▸ **What the task requires**:
Go through the listing beneath this task and return every line that carries the string "name".

[Figure content listings]
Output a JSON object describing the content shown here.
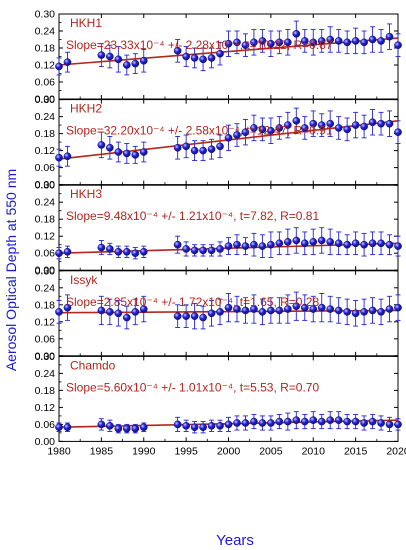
{
  "chart_data": {
    "type": "scatter",
    "ylabel": "Aerosol Optical Depth at 550 nm",
    "xlabel": "Years",
    "xlim": [
      1980,
      2020
    ],
    "ylim": [
      0,
      0.3
    ],
    "x_ticks": [
      "1980",
      "1985",
      "1990",
      "1995",
      "2000",
      "2005",
      "2010",
      "2015",
      "2020"
    ],
    "y_ticks": [
      "0.00",
      "0.06",
      "0.12",
      "0.18",
      "0.24",
      "0.30"
    ],
    "colors": {
      "marker": "#2323d6",
      "marker_edge": "#10107a",
      "fit_line": "#b3261e",
      "label_text": "#b3261e",
      "axis_label": "#1a1ad6"
    },
    "panels": [
      {
        "name": "HKH1",
        "annotation": "Slope=23.33x10⁻⁴ +/- 2.28x10⁻⁴, t=10.22, R=0.87",
        "fit": [
          0.12,
          0.215
        ],
        "points": [
          [
            1980,
            0.115,
            0.03
          ],
          [
            1981,
            0.13,
            0.035
          ],
          [
            1985,
            0.155,
            0.04
          ],
          [
            1986,
            0.15,
            0.04
          ],
          [
            1987,
            0.14,
            0.045
          ],
          [
            1988,
            0.12,
            0.035
          ],
          [
            1989,
            0.125,
            0.035
          ],
          [
            1990,
            0.135,
            0.04
          ],
          [
            1994,
            0.17,
            0.04
          ],
          [
            1995,
            0.15,
            0.035
          ],
          [
            1996,
            0.145,
            0.035
          ],
          [
            1997,
            0.14,
            0.04
          ],
          [
            1998,
            0.145,
            0.035
          ],
          [
            1999,
            0.16,
            0.04
          ],
          [
            2000,
            0.195,
            0.045
          ],
          [
            2001,
            0.2,
            0.04
          ],
          [
            2002,
            0.19,
            0.04
          ],
          [
            2003,
            0.2,
            0.045
          ],
          [
            2004,
            0.205,
            0.04
          ],
          [
            2005,
            0.195,
            0.045
          ],
          [
            2006,
            0.2,
            0.04
          ],
          [
            2007,
            0.2,
            0.045
          ],
          [
            2008,
            0.23,
            0.045
          ],
          [
            2009,
            0.205,
            0.04
          ],
          [
            2010,
            0.2,
            0.045
          ],
          [
            2011,
            0.205,
            0.04
          ],
          [
            2012,
            0.21,
            0.045
          ],
          [
            2013,
            0.205,
            0.04
          ],
          [
            2014,
            0.2,
            0.04
          ],
          [
            2015,
            0.205,
            0.045
          ],
          [
            2016,
            0.2,
            0.04
          ],
          [
            2017,
            0.21,
            0.045
          ],
          [
            2018,
            0.205,
            0.04
          ],
          [
            2019,
            0.22,
            0.045
          ],
          [
            2020,
            0.19,
            0.04
          ]
        ]
      },
      {
        "name": "HKH2",
        "annotation": "Slope=32.20x10⁻⁴ +/- 2.58x10⁻⁴, t=12.47, R=0.91",
        "fit": [
          0.09,
          0.225
        ],
        "points": [
          [
            1980,
            0.095,
            0.03
          ],
          [
            1981,
            0.1,
            0.035
          ],
          [
            1985,
            0.14,
            0.045
          ],
          [
            1986,
            0.13,
            0.04
          ],
          [
            1987,
            0.115,
            0.035
          ],
          [
            1988,
            0.11,
            0.035
          ],
          [
            1989,
            0.105,
            0.03
          ],
          [
            1990,
            0.115,
            0.035
          ],
          [
            1994,
            0.13,
            0.04
          ],
          [
            1995,
            0.135,
            0.04
          ],
          [
            1996,
            0.12,
            0.035
          ],
          [
            1997,
            0.12,
            0.035
          ],
          [
            1998,
            0.125,
            0.035
          ],
          [
            1999,
            0.135,
            0.04
          ],
          [
            2000,
            0.165,
            0.045
          ],
          [
            2001,
            0.175,
            0.04
          ],
          [
            2002,
            0.185,
            0.045
          ],
          [
            2003,
            0.2,
            0.045
          ],
          [
            2004,
            0.195,
            0.04
          ],
          [
            2005,
            0.19,
            0.045
          ],
          [
            2006,
            0.2,
            0.04
          ],
          [
            2007,
            0.21,
            0.045
          ],
          [
            2008,
            0.225,
            0.045
          ],
          [
            2009,
            0.2,
            0.04
          ],
          [
            2010,
            0.215,
            0.045
          ],
          [
            2011,
            0.21,
            0.04
          ],
          [
            2012,
            0.215,
            0.045
          ],
          [
            2013,
            0.2,
            0.04
          ],
          [
            2014,
            0.195,
            0.04
          ],
          [
            2015,
            0.21,
            0.045
          ],
          [
            2016,
            0.205,
            0.04
          ],
          [
            2017,
            0.22,
            0.045
          ],
          [
            2018,
            0.215,
            0.04
          ],
          [
            2019,
            0.215,
            0.045
          ],
          [
            2020,
            0.185,
            0.04
          ]
        ]
      },
      {
        "name": "HKH3",
        "annotation": "Slope=9.48x10⁻⁴ +/- 1.21x10⁻⁴, t=7.82, R=0.81",
        "fit": [
          0.06,
          0.095
        ],
        "points": [
          [
            1980,
            0.06,
            0.02
          ],
          [
            1981,
            0.065,
            0.02
          ],
          [
            1985,
            0.08,
            0.025
          ],
          [
            1986,
            0.075,
            0.02
          ],
          [
            1987,
            0.065,
            0.02
          ],
          [
            1988,
            0.065,
            0.02
          ],
          [
            1989,
            0.06,
            0.02
          ],
          [
            1990,
            0.065,
            0.02
          ],
          [
            1994,
            0.09,
            0.03
          ],
          [
            1995,
            0.075,
            0.025
          ],
          [
            1996,
            0.07,
            0.02
          ],
          [
            1997,
            0.07,
            0.02
          ],
          [
            1998,
            0.07,
            0.02
          ],
          [
            1999,
            0.075,
            0.025
          ],
          [
            2000,
            0.085,
            0.03
          ],
          [
            2001,
            0.09,
            0.035
          ],
          [
            2002,
            0.085,
            0.03
          ],
          [
            2003,
            0.09,
            0.04
          ],
          [
            2004,
            0.085,
            0.04
          ],
          [
            2005,
            0.09,
            0.045
          ],
          [
            2006,
            0.095,
            0.04
          ],
          [
            2007,
            0.1,
            0.045
          ],
          [
            2008,
            0.105,
            0.045
          ],
          [
            2009,
            0.095,
            0.04
          ],
          [
            2010,
            0.1,
            0.045
          ],
          [
            2011,
            0.105,
            0.045
          ],
          [
            2012,
            0.1,
            0.045
          ],
          [
            2013,
            0.095,
            0.04
          ],
          [
            2014,
            0.09,
            0.035
          ],
          [
            2015,
            0.095,
            0.04
          ],
          [
            2016,
            0.09,
            0.04
          ],
          [
            2017,
            0.095,
            0.04
          ],
          [
            2018,
            0.095,
            0.04
          ],
          [
            2019,
            0.09,
            0.035
          ],
          [
            2020,
            0.085,
            0.035
          ]
        ]
      },
      {
        "name": "Issyk",
        "annotation": "Slope=2.85x10⁻⁴ +/- 1.72x10⁻⁴, t=1.65, R=0.28",
        "fit": [
          0.152,
          0.16
        ],
        "points": [
          [
            1980,
            0.155,
            0.04
          ],
          [
            1981,
            0.17,
            0.045
          ],
          [
            1985,
            0.16,
            0.05
          ],
          [
            1986,
            0.155,
            0.045
          ],
          [
            1987,
            0.15,
            0.045
          ],
          [
            1988,
            0.135,
            0.04
          ],
          [
            1989,
            0.155,
            0.045
          ],
          [
            1990,
            0.165,
            0.045
          ],
          [
            1994,
            0.14,
            0.04
          ],
          [
            1995,
            0.14,
            0.04
          ],
          [
            1996,
            0.14,
            0.045
          ],
          [
            1997,
            0.135,
            0.04
          ],
          [
            1998,
            0.15,
            0.045
          ],
          [
            1999,
            0.155,
            0.045
          ],
          [
            2000,
            0.17,
            0.05
          ],
          [
            2001,
            0.165,
            0.045
          ],
          [
            2002,
            0.16,
            0.045
          ],
          [
            2003,
            0.165,
            0.05
          ],
          [
            2004,
            0.155,
            0.045
          ],
          [
            2005,
            0.16,
            0.045
          ],
          [
            2006,
            0.16,
            0.045
          ],
          [
            2007,
            0.165,
            0.05
          ],
          [
            2008,
            0.175,
            0.05
          ],
          [
            2009,
            0.17,
            0.045
          ],
          [
            2010,
            0.165,
            0.045
          ],
          [
            2011,
            0.17,
            0.05
          ],
          [
            2012,
            0.165,
            0.045
          ],
          [
            2013,
            0.16,
            0.045
          ],
          [
            2014,
            0.155,
            0.045
          ],
          [
            2015,
            0.15,
            0.045
          ],
          [
            2016,
            0.155,
            0.045
          ],
          [
            2017,
            0.16,
            0.045
          ],
          [
            2018,
            0.155,
            0.045
          ],
          [
            2019,
            0.165,
            0.045
          ],
          [
            2020,
            0.17,
            0.045
          ]
        ]
      },
      {
        "name": "Chamdo",
        "annotation": "Slope=5.60x10⁻⁴ +/- 1.01x10⁻⁴, t=5.53, R=0.70",
        "fit": [
          0.05,
          0.075
        ],
        "points": [
          [
            1980,
            0.05,
            0.015
          ],
          [
            1981,
            0.05,
            0.015
          ],
          [
            1985,
            0.06,
            0.02
          ],
          [
            1986,
            0.055,
            0.02
          ],
          [
            1987,
            0.045,
            0.015
          ],
          [
            1988,
            0.045,
            0.015
          ],
          [
            1989,
            0.045,
            0.015
          ],
          [
            1990,
            0.05,
            0.015
          ],
          [
            1994,
            0.06,
            0.025
          ],
          [
            1995,
            0.055,
            0.02
          ],
          [
            1996,
            0.05,
            0.02
          ],
          [
            1997,
            0.05,
            0.02
          ],
          [
            1998,
            0.055,
            0.02
          ],
          [
            1999,
            0.055,
            0.02
          ],
          [
            2000,
            0.06,
            0.025
          ],
          [
            2001,
            0.065,
            0.025
          ],
          [
            2002,
            0.065,
            0.025
          ],
          [
            2003,
            0.07,
            0.025
          ],
          [
            2004,
            0.065,
            0.025
          ],
          [
            2005,
            0.065,
            0.025
          ],
          [
            2006,
            0.07,
            0.025
          ],
          [
            2007,
            0.07,
            0.03
          ],
          [
            2008,
            0.075,
            0.03
          ],
          [
            2009,
            0.07,
            0.025
          ],
          [
            2010,
            0.075,
            0.03
          ],
          [
            2011,
            0.07,
            0.025
          ],
          [
            2012,
            0.075,
            0.03
          ],
          [
            2013,
            0.075,
            0.03
          ],
          [
            2014,
            0.07,
            0.025
          ],
          [
            2015,
            0.07,
            0.025
          ],
          [
            2016,
            0.065,
            0.025
          ],
          [
            2017,
            0.07,
            0.025
          ],
          [
            2018,
            0.065,
            0.025
          ],
          [
            2019,
            0.06,
            0.025
          ],
          [
            2020,
            0.06,
            0.02
          ]
        ]
      }
    ]
  }
}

▸ **The reply**:
        "name": "HKH1",
        "name": "HKH2",
        "name": "HKH3",
        "name": "Issyk",
        "name": "Chamdo",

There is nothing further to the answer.